__Exercise goal__. Reproduce every record below exactly as it appears.

--- Start of Source material ---

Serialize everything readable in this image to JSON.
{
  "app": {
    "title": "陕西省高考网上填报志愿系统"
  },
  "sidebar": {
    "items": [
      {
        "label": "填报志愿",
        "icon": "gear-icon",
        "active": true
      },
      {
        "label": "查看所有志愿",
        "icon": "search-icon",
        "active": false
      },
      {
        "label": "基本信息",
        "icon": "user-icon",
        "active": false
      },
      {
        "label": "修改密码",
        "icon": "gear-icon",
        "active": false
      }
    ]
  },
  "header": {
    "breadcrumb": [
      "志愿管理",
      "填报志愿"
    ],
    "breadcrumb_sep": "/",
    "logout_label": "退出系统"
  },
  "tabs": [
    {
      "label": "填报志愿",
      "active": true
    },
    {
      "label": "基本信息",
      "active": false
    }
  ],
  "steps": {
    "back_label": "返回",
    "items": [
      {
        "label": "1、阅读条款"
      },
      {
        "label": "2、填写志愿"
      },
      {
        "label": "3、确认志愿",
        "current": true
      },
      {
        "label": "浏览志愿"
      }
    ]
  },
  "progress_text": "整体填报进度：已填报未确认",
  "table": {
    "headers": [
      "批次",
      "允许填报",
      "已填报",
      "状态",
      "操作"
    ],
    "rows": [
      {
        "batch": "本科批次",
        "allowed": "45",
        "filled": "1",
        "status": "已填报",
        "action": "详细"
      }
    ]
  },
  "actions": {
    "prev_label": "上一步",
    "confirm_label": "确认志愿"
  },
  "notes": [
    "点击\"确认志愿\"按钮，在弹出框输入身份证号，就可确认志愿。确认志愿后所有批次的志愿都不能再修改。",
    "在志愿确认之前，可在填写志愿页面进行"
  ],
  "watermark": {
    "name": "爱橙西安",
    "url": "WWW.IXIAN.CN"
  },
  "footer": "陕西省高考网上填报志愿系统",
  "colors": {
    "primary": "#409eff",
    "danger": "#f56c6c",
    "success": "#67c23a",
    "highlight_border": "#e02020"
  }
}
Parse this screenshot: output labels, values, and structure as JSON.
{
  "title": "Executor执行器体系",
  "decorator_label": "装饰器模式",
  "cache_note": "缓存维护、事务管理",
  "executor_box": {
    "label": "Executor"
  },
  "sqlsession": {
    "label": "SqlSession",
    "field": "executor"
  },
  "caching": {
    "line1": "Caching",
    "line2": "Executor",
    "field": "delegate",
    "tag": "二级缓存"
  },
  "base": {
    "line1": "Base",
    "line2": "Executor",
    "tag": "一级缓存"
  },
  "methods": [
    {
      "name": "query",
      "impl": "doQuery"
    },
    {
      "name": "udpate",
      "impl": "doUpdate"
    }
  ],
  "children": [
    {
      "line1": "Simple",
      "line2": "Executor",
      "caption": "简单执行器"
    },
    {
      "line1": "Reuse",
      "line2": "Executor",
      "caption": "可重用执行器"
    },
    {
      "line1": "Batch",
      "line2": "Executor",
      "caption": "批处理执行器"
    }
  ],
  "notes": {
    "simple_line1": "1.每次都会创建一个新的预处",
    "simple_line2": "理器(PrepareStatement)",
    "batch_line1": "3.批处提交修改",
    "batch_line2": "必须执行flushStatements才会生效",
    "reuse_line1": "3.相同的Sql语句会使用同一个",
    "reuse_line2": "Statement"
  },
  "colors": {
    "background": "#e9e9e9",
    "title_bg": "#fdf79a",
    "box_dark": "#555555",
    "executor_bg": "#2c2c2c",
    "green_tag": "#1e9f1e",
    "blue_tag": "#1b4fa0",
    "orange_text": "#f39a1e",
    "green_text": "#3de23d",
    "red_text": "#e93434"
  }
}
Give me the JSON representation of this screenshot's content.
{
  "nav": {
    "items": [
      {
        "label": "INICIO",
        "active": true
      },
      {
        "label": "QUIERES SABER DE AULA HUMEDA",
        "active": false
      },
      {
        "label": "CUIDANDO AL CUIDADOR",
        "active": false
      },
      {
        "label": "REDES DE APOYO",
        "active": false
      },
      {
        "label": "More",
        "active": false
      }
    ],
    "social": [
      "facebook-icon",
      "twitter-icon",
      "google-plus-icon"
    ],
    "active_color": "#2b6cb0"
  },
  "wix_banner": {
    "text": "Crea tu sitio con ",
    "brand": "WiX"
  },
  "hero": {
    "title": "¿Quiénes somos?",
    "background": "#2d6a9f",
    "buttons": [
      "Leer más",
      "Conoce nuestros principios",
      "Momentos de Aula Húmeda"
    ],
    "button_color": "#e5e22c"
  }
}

--- End of Source material ---

__Response to this exercise__.
Serialize everything readable in this image to JSON.
{
  "app": {
    "title": "陕西省高考网上填报志愿系统"
  },
  "sidebar": {
    "items": [
      {
        "label": "填报志愿",
        "icon": "gear-icon",
        "active": true
      },
      {
        "label": "查看所有志愿",
        "icon": "search-icon",
        "active": false
      },
      {
        "label": "基本信息",
        "icon": "user-icon",
        "active": false
      },
      {
        "label": "修改密码",
        "icon": "gear-icon",
        "active": false
      }
    ]
  },
  "header": {
    "breadcrumb": [
      "志愿管理",
      "填报志愿"
    ],
    "breadcrumb_sep": "/",
    "logout_label": "退出系统"
  },
  "tabs": [
    {
      "label": "填报志愿",
      "active": true
    },
    {
      "label": "基本信息",
      "active": false
    }
  ],
  "steps": {
    "back_label": "返回",
    "items": [
      {
        "label": "1、阅读条款"
      },
      {
        "label": "2、填写志愿"
      },
      {
        "label": "3、确认志愿",
        "current": true
      },
      {
        "label": "浏览志愿"
      }
    ]
  },
  "progress_text": "整体填报进度：已填报未确认",
  "table": {
    "headers": [
      "批次",
      "允许填报",
      "已填报",
      "状态",
      "操作"
    ],
    "rows": [
      {
        "batch": "本科批次",
        "allowed": "45",
        "filled": "1",
        "status": "已填报",
        "action": "详细"
      }
    ]
  },
  "actions": {
    "prev_label": "上一步",
    "confirm_label": "确认志愿"
  },
  "notes": [
    "点击\"确认志愿\"按钮，在弹出框输入身份证号，就可确认志愿。确认志愿后所有批次的志愿都不能再修改。",
    "在志愿确认之前，可在填写志愿页面进行"
  ],
  "watermark": {
    "name": "爱橙西安",
    "url": "WWW.IXIAN.CN"
  },
  "footer": "陕西省高考网上填报志愿系统",
  "colors": {
    "primary": "#409eff",
    "danger": "#f56c6c",
    "success": "#67c23a",
    "highlight_border": "#e02020"
  }
}
Parse this screenshot: output labels, values, and structure as JSON.
{
  "title": "Executor执行器体系",
  "decorator_label": "装饰器模式",
  "cache_note": "缓存维护、事务管理",
  "executor_box": {
    "label": "Executor"
  },
  "sqlsession": {
    "label": "SqlSession",
    "field": "executor"
  },
  "caching": {
    "line1": "Caching",
    "line2": "Executor",
    "field": "delegate",
    "tag": "二级缓存"
  },
  "base": {
    "line1": "Base",
    "line2": "Executor",
    "tag": "一级缓存"
  },
  "methods": [
    {
      "name": "query",
      "impl": "doQuery"
    },
    {
      "name": "udpate",
      "impl": "doUpdate"
    }
  ],
  "children": [
    {
      "line1": "Simple",
      "line2": "Executor",
      "caption": "简单执行器"
    },
    {
      "line1": "Reuse",
      "line2": "Executor",
      "caption": "可重用执行器"
    },
    {
      "line1": "Batch",
      "line2": "Executor",
      "caption": "批处理执行器"
    }
  ],
  "notes": {
    "simple_line1": "1.每次都会创建一个新的预处",
    "simple_line2": "理器(PrepareStatement)",
    "batch_line1": "3.批处提交修改",
    "batch_line2": "必须执行flushStatements才会生效",
    "reuse_line1": "3.相同的Sql语句会使用同一个",
    "reuse_line2": "Statement"
  },
  "colors": {
    "background": "#e9e9e9",
    "title_bg": "#fdf79a",
    "box_dark": "#555555",
    "executor_bg": "#2c2c2c",
    "green_tag": "#1e9f1e",
    "blue_tag": "#1b4fa0",
    "orange_text": "#f39a1e",
    "green_text": "#3de23d",
    "red_text": "#e93434"
  }
}
Give me the JSON representation of this screenshot's content.
{
  "nav": {
    "items": [
      {
        "label": "INICIO",
        "active": true
      },
      {
        "label": "QUIERES SABER DE AULA HUMEDA",
        "active": false
      },
      {
        "label": "CUIDANDO AL CUIDADOR",
        "active": false
      },
      {
        "label": "REDES DE APOYO",
        "active": false
      },
      {
        "label": "More",
        "active": false
      }
    ],
    "social": [
      "facebook-icon",
      "twitter-icon",
      "google-plus-icon"
    ],
    "active_color": "#2b6cb0"
  },
  "wix_banner": {
    "text": "Crea tu sitio con ",
    "brand": "WiX"
  },
  "hero": {
    "title": "¿Quiénes somos?",
    "background": "#2d6a9f",
    "buttons": [
      "Leer más",
      "Conoce nuestros principios",
      "Momentos de Aula Húmeda"
    ],
    "button_color": "#e5e22c"
  }
}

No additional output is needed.